>>

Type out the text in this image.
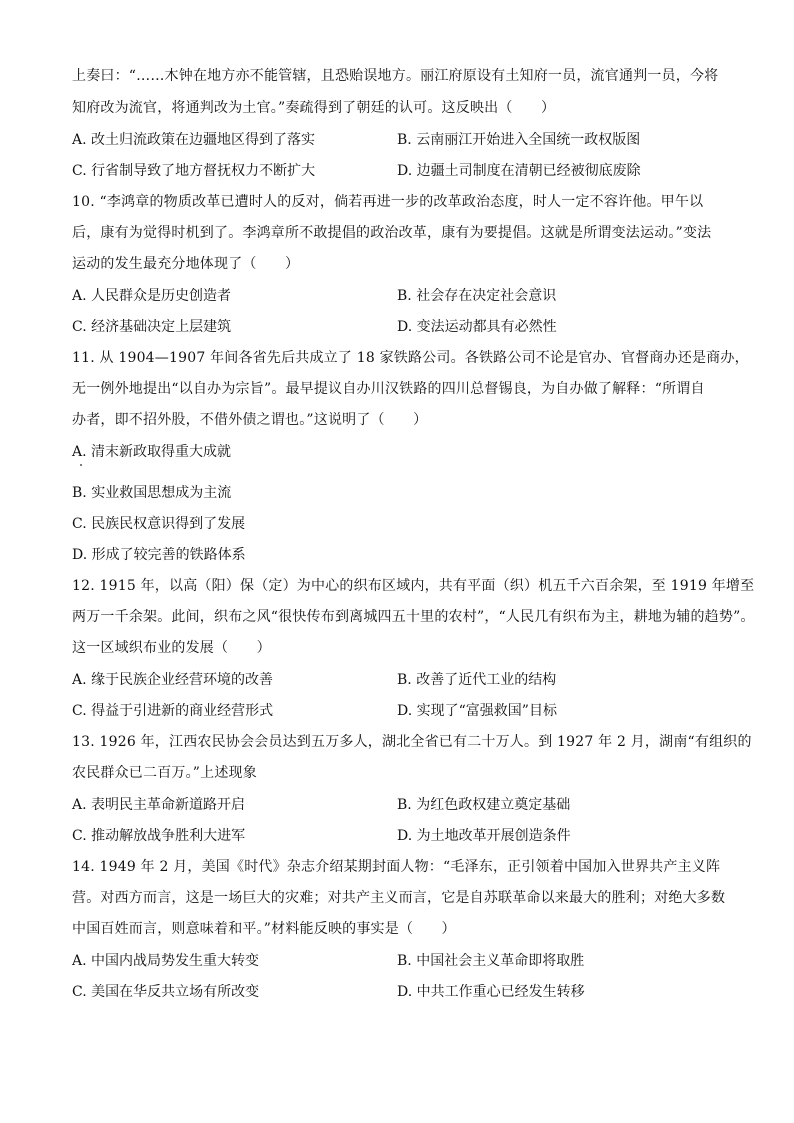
上奏曰：“……木钟在地方亦不能管辖，且恐贻误地方。丽江府原设有土知府一员，流官通判一员，今将
知府改为流官，将通判改为土官。”奏疏得到了朝廷的认可。这反映出（　　）
A. 改土归流政策在边疆地区得到了落实	B. 云南丽江开始进入全国统一政权版图
C. 行省制导致了地方督抚权力不断扩大	D. 边疆土司制度在清朝已经被彻底废除
10. “李鸿章的物质改革已遭时人的反对，倘若再进一步的改革政治态度，时人一定不容许他。甲午以
后，康有为觉得时机到了。李鸿章所不敢提倡的政治改革，康有为要提倡。这就是所谓变法运动。”变法
运动的发生最充分地体现了（　　）
A. 人民群众是历史创造者	B. 社会存在决定社会意识
C. 经济基础决定上层建筑	D. 变法运动都具有必然性
11. 从 1904—1907 年间各省先后共成立了 18 家铁路公司。各铁路公司不论是官办、官督商办还是商办，
无一例外地提出“以自办为宗旨”。最早提议自办川汉铁路的四川总督锡良，为自办做了解释：“所谓自
办者，即不招外股，不借外债之谓也。”这说明了（　　）
A. 清末新政取得重大成就
B. 实业救国思想成为主流
C. 民族民权意识得到了发展
D. 形成了较完善的铁路体系
12. 1915 年，以高（阳）保（定）为中心的织布区域内，共有平面（织）机五千六百余架，至 1919 年增至
两万一千余架。此间，织布之风“很快传布到离城四五十里的农村”，“人民几有织布为主，耕地为辅的趋势”。
这一区域织布业的发展（　　）
A. 缘于民族企业经营环境的改善	B. 改善了近代工业的结构
C. 得益于引进新的商业经营形式	D. 实现了“富强救国”目标
13. 1926 年，江西农民协会会员达到五万多人，湖北全省已有二十万人。到 1927 年 2 月，湖南“有组织的
农民群众已二百万。”上述现象
A. 表明民主革命新道路开启	B. 为红色政权建立奠定基础
C. 推动解放战争胜利大进军	D. 为土地改革开展创造条件
14. 1949 年 2 月，美国《时代》杂志介绍某期封面人物：“毛泽东，正引领着中国加入世界共产主义阵
营。对西方而言，这是一场巨大的灾难；对共产主义而言，它是自苏联革命以来最大的胜利；对绝大多数
中国百姓而言，则意味着和平。”材料能反映的事实是（　　）
A. 中国内战局势发生重大转变	B. 中国社会主义革命即将取胜
C. 美国在华反共立场有所改变	D. 中共工作重心已经发生转移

<<

DIRECTION:
Print the full listing exactly, dropping the pictures.

EXERCISE ANSWER:
Type out the text in this image.
上奏曰：“……木钟在地方亦不能管辖，且恐贻误地方。丽江府原设有土知府一员，流官通判一员，今将
知府改为流官，将通判改为土官。”奏疏得到了朝廷的认可。这反映出（　　）
A. 改土归流政策在边疆地区得到了落实	B. 云南丽江开始进入全国统一政权版图
C. 行省制导致了地方督抚权力不断扩大	D. 边疆土司制度在清朝已经被彻底废除
10. “李鸿章的物质改革已遭时人的反对，倘若再进一步的改革政治态度，时人一定不容许他。甲午以
后，康有为觉得时机到了。李鸿章所不敢提倡的政治改革，康有为要提倡。这就是所谓变法运动。”变法
运动的发生最充分地体现了（　　）
A. 人民群众是历史创造者	B. 社会存在决定社会意识
C. 经济基础决定上层建筑	D. 变法运动都具有必然性
11. 从 1904—1907 年间各省先后共成立了 18 家铁路公司。各铁路公司不论是官办、官督商办还是商办，
无一例外地提出“以自办为宗旨”。最早提议自办川汉铁路的四川总督锡良，为自办做了解释：“所谓自
办者，即不招外股，不借外债之谓也。”这说明了（　　）
A. 清末新政取得重大成就
B. 实业救国思想成为主流
C. 民族民权意识得到了发展
D. 形成了较完善的铁路体系
12. 1915 年，以高（阳）保（定）为中心的织布区域内，共有平面（织）机五千六百余架，至 1919 年增至
两万一千余架。此间，织布之风“很快传布到离城四五十里的农村”，“人民几有织布为主，耕地为辅的趋势”。
这一区域织布业的发展（　　）
A. 缘于民族企业经营环境的改善	B. 改善了近代工业的结构
C. 得益于引进新的商业经营形式	D. 实现了“富强救国”目标
13. 1926 年，江西农民协会会员达到五万多人，湖北全省已有二十万人。到 1927 年 2 月，湖南“有组织的
农民群众已二百万。”上述现象
A. 表明民主革命新道路开启	B. 为红色政权建立奠定基础
C. 推动解放战争胜利大进军	D. 为土地改革开展创造条件
14. 1949 年 2 月，美国《时代》杂志介绍某期封面人物：“毛泽东，正引领着中国加入世界共产主义阵
营。对西方而言，这是一场巨大的灾难；对共产主义而言，它是自苏联革命以来最大的胜利；对绝大多数
中国百姓而言，则意味着和平。”材料能反映的事实是（　　）
A. 中国内战局势发生重大转变	B. 中国社会主义革命即将取胜
C. 美国在华反共立场有所改变	D. 中共工作重心已经发生转移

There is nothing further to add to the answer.